**Text segment**
%%

Winning the Snowflake Startup Challenge can certainly boost a startup’s trajectory — the 2021 winner, Overlay Analytics, can attest to that—but what about the other companies who made the finals? What have Invoke Learning and Elysium Analytics been up to, and did they benefit from their experience as Startup Challenge finalists?
We spoke with Invoke Learning Founder Brendan Aldrich, as well as Elysium CEO Jens Andreassen and Founder and CTO Satish Abburi, to find out. Both companies have been gathering momentum in the seven months since last year’s competition—and have some good advice for any startup entering this year’s Startup Challenge. (Visit www.snowflake.com/startupchallenge to submit your entry!)
First, a little background on each company:
- Invoke Learning is focused on the education industry and aims to improve every part of the student lifecycle, from recruiting to graduation rates, with an AI application that analyzes multiple student data points. Schools can use these insights to provide proactive support and keep students engaged.
- Elysium Analytics is a security analytics platform that provides aggregated views of all activities across an enterprise. Its goal is to provide complete transparency into anomalous and suspicious behavior through the risk-based scoring of event data.
It’s been about 7 months since the 2021 Snowflake Startup Challenge ended. How are things going?
Aldrich: Invoke Learning completed a fantastic 2021 having sextupled the number of colleges with whom we work and septupled our annual recurring revenues. We also closed a seed round of investment, and we are currently deploying the latest generation of our architecture that streamlines both onboarding and support operations while enabling some really exciting new products and services for our higher education partners.
Abburi: At Elysium, we are in the process of ramping up customer engagements and PoC activity and are also getting started on raising a round of funding to build out our go-to-market team. We have built a new data collection self-service engine and vastly simplified the onboarding of cloud platform telemetry to support our goal of providing self-service data collection for the vast majority of data in 2022.
Tell us about your Startup Challenge experience. What was the most challenging or surprising part of the process?
Aldrich: Having the work of a small company like ours recognized by an organization like Snowflake was just a fantastic experience. Making it to the final round gave us a strong marketing boost that helped accelerate new opportunities through the rest of the year. Also, as there is not a lot of time between rounds, it encouraged us to be both creative and dynamic— and what founder doesn’t love that?
Andreassen: Our favorite part of the challenge may have been the chance to do an intense and focused project with the team, to pull everybody together and collaborate for a brief period of time. It also provided a checkpoint to sync up on our strategy and helped us prepare for fundraising.
During the Startup Challenge you went through multiple rounds of pitching your application and company. Did you learn anything from that process that you’ve been able to apply and benefit from post-competition?
Aldrich: Founders are always moving fast and pivoting quickly as we wear a number of hats within our organizations. Sometimes, this can lead to a feeling that there’s just not time to enter a competition like the Snowflake Startup Challenge. As an EdTech, there was also the question as to whether or not the work we were doing would be recognized on a playing field with so many other industries. Having been through the experience, I can now say that the application and pitch process gave us the chance to reflect on how far we’d come and realize the impact we were already having with our college and university partners.

%%

**Brief 1**
From the interview about the Snowflake Startup Challenge finalists, list every person interviewed, with the title and company the interview gives for each.
**Brief 2**
Write the next part of the interview with the Snowflake Startup Challenge finalists, picking up after its last sentence.

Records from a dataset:

%%

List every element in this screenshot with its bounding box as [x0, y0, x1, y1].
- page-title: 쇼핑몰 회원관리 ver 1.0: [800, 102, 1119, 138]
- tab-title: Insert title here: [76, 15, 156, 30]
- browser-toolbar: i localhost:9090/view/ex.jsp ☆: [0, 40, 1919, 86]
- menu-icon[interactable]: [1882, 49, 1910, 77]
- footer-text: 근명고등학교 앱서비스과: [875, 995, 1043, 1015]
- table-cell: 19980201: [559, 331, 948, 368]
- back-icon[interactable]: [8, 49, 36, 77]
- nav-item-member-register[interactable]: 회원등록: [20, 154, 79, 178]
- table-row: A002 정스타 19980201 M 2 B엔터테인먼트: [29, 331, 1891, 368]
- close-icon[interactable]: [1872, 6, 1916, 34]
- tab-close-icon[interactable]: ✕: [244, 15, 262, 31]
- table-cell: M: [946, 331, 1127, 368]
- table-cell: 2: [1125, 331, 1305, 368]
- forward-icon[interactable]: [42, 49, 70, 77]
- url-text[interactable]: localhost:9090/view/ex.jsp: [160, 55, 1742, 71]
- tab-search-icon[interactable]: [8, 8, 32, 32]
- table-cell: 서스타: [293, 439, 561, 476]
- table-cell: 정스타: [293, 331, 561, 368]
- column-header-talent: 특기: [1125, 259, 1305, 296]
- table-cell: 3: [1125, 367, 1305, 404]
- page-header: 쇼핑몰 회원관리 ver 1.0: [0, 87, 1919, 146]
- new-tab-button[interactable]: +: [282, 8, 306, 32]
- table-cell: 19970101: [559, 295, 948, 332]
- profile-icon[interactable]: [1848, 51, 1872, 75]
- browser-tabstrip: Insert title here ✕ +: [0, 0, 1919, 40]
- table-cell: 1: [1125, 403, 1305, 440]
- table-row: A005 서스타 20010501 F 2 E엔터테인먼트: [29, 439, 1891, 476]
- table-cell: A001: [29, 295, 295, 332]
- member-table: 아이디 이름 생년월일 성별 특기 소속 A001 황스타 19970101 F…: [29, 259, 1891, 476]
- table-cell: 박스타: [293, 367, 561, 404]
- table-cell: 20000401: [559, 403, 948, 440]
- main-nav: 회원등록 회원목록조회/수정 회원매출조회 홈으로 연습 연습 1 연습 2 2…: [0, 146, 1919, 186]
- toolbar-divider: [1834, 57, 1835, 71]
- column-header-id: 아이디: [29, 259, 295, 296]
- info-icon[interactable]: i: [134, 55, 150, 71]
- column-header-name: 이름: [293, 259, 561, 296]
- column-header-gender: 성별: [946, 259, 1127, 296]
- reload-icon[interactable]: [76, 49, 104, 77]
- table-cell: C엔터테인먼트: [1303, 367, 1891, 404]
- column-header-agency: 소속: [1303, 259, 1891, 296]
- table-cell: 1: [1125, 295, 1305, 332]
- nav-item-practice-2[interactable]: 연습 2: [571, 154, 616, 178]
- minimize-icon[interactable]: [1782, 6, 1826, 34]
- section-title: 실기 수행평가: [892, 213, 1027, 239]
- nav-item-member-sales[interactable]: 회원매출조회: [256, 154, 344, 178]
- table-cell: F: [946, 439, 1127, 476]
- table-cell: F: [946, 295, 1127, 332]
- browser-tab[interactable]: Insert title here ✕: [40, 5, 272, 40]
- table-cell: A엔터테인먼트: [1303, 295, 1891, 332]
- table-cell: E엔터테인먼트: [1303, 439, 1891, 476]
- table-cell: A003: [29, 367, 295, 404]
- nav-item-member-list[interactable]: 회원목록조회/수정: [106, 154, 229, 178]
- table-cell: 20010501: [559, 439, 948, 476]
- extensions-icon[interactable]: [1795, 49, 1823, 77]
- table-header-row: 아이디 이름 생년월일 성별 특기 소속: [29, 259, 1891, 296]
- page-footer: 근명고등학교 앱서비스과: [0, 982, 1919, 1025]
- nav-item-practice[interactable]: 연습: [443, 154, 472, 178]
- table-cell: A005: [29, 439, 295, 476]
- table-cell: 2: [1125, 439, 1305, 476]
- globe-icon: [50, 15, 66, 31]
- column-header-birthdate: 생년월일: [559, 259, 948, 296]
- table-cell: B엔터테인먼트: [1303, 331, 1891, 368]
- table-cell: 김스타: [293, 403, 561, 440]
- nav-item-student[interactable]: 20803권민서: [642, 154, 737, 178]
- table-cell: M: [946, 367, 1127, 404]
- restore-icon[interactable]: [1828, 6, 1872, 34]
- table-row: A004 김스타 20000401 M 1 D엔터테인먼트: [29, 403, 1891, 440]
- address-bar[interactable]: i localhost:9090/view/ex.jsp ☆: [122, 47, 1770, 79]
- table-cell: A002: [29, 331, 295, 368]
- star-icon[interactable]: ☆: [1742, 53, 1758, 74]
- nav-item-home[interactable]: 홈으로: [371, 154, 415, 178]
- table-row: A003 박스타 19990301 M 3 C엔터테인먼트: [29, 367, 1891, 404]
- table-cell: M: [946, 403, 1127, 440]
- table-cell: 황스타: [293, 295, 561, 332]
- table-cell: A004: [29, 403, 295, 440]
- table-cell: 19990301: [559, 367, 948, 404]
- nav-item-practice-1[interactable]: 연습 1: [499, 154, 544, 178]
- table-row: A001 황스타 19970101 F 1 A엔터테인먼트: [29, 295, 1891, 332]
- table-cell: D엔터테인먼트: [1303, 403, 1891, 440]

%%
%%

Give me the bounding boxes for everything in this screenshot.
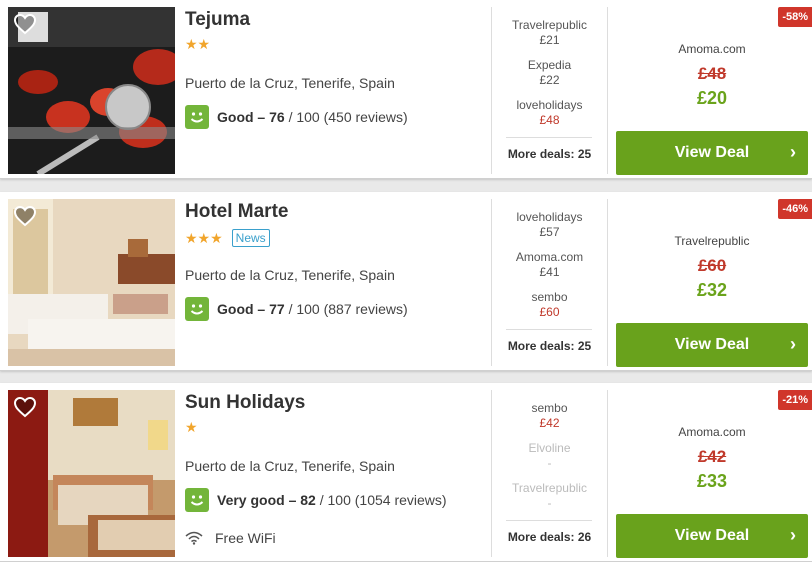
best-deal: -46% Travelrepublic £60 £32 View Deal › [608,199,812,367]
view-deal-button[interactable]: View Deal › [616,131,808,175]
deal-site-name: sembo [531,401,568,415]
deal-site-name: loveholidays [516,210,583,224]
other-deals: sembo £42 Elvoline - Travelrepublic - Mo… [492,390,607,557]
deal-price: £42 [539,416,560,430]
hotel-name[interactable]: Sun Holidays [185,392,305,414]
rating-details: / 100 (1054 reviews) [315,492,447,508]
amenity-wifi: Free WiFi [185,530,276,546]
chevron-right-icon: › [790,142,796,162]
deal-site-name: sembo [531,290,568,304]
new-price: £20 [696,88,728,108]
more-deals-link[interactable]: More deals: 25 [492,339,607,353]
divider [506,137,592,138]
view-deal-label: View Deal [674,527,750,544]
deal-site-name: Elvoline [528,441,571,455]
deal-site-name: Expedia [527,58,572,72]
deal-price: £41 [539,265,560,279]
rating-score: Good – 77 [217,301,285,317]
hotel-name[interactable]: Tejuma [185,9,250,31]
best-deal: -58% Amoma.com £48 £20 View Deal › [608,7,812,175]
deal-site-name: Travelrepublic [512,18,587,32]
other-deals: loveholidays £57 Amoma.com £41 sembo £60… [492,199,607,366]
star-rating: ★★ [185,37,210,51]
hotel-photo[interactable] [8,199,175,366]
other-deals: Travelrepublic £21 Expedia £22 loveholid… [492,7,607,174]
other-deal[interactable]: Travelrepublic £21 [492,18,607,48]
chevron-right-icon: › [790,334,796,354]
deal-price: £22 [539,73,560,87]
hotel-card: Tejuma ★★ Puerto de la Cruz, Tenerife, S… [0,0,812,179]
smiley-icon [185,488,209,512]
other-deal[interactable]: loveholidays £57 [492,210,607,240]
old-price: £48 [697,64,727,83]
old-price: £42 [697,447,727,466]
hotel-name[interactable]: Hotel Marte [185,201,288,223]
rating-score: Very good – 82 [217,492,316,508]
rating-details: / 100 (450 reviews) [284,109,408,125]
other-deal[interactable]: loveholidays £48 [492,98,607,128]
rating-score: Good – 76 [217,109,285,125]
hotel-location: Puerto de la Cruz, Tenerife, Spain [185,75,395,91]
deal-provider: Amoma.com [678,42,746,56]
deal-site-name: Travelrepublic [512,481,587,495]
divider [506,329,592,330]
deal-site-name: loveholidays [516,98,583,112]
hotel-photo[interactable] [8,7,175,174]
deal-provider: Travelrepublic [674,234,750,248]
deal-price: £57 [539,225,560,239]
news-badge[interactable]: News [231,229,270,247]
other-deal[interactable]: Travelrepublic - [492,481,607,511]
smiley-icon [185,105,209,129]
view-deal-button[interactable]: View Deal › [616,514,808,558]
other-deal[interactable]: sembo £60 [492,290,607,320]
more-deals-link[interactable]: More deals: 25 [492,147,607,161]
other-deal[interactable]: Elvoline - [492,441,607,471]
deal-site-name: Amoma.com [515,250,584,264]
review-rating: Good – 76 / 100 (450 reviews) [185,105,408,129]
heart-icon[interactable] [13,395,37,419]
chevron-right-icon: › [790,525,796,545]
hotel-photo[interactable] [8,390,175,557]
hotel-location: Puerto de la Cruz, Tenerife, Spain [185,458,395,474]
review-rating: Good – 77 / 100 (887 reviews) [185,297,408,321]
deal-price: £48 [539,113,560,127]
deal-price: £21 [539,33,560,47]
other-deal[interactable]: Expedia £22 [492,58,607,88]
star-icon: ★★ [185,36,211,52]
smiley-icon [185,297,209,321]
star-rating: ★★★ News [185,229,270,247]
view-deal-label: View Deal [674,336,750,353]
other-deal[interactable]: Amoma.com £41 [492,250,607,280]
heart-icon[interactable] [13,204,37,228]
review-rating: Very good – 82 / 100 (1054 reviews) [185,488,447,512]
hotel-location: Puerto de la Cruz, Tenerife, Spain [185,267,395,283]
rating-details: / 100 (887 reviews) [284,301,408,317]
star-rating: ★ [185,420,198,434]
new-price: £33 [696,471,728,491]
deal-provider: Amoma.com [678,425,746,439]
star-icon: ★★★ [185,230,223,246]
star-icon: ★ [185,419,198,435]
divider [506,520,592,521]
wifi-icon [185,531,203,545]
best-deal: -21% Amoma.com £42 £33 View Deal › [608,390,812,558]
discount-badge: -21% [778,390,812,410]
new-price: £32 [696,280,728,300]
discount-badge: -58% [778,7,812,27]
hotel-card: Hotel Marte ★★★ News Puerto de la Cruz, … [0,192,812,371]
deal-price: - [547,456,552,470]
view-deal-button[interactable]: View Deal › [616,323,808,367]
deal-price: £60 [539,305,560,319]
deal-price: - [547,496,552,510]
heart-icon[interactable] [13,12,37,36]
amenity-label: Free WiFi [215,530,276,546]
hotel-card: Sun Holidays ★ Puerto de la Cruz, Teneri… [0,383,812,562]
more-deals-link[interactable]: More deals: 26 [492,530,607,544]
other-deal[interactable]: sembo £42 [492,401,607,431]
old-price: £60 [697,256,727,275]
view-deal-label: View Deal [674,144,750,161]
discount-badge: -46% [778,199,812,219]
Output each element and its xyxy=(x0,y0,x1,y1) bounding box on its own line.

%%

**Final answer 1**
- Brendan Aldrich, Founder of Invoke Learning
- Jens Andreassen, CEO of Elysium Analytics
- Satish Abburi, Founder and CTO of Elysium Analytics

**Final answer 2**
Andreassen: I think it helped us take stock of our strategic direction and refine the messaging. In the early days of developing a solution, getting your key value across concisely is not easy. It was also a good exercise improving our presentation approach.
What advice would you give to a company that’s entering the Startup Challenge?
Aldrich: Founder-led companies can be very personality-driven, and we’ve heard from investors about the level of importance they place on the people leading the charge within a startup. Present your company, product, accomplishments, and impact in a way that really represents who you are. You created your company for a reason … make sure that reason shines as a part of your entry into the Startup Challenge.
Andreassen: Make a focused effort to bring clarity to your strategy and develop a clear message around your value proposition. It will take some time and effort, but remember this is not just for the Challenge—it’s also an important part of going from concept to a successful business.
As Challenge finalists you were able to form a closer relationship with Snowflake. How is your partnership with Snowflake evolving?
Aldrich: Snowflake provides groundbreaking technologies that really create completely new opportunities for startups like Invoke Learning to help shape our industries, so a close partnership is exceptionally valuable to our success. Snowflake has recently created a sales organization focused specifically on the education market, and I am thrilled to share that Invoke Learning is working hand in hand with this team to grow our businesses together.
Abburi: Our relationship with Snowflake has been very productive. Being able to focus on our application rather than the data platform allowed us to develop a far better product at a lower budget than we would with a traditional, vertically integrated approach. We have been collaborating closely with the Snowflake team on the Search Optimization Service, a hugely important initiative for us.
Any predictions for 2022? What tech innovations and industry trends have you most excited?
Aldrich: We’re very excited to see the interest in hybrid data lake/data warehouse approaches. Our InvokeDataLake is this type of solution, and it’s amazing how this is empowering colleges with completely new capabilities that far surpass their traditional data warehouses in a fraction of the time and cost.
Andreassen: I think 2022 will be the year of the “security data lake.” Maintaining an increasing number of legacy data silos is a significant productivity drain on organizations, and it greatly impedes visibility across sources and services.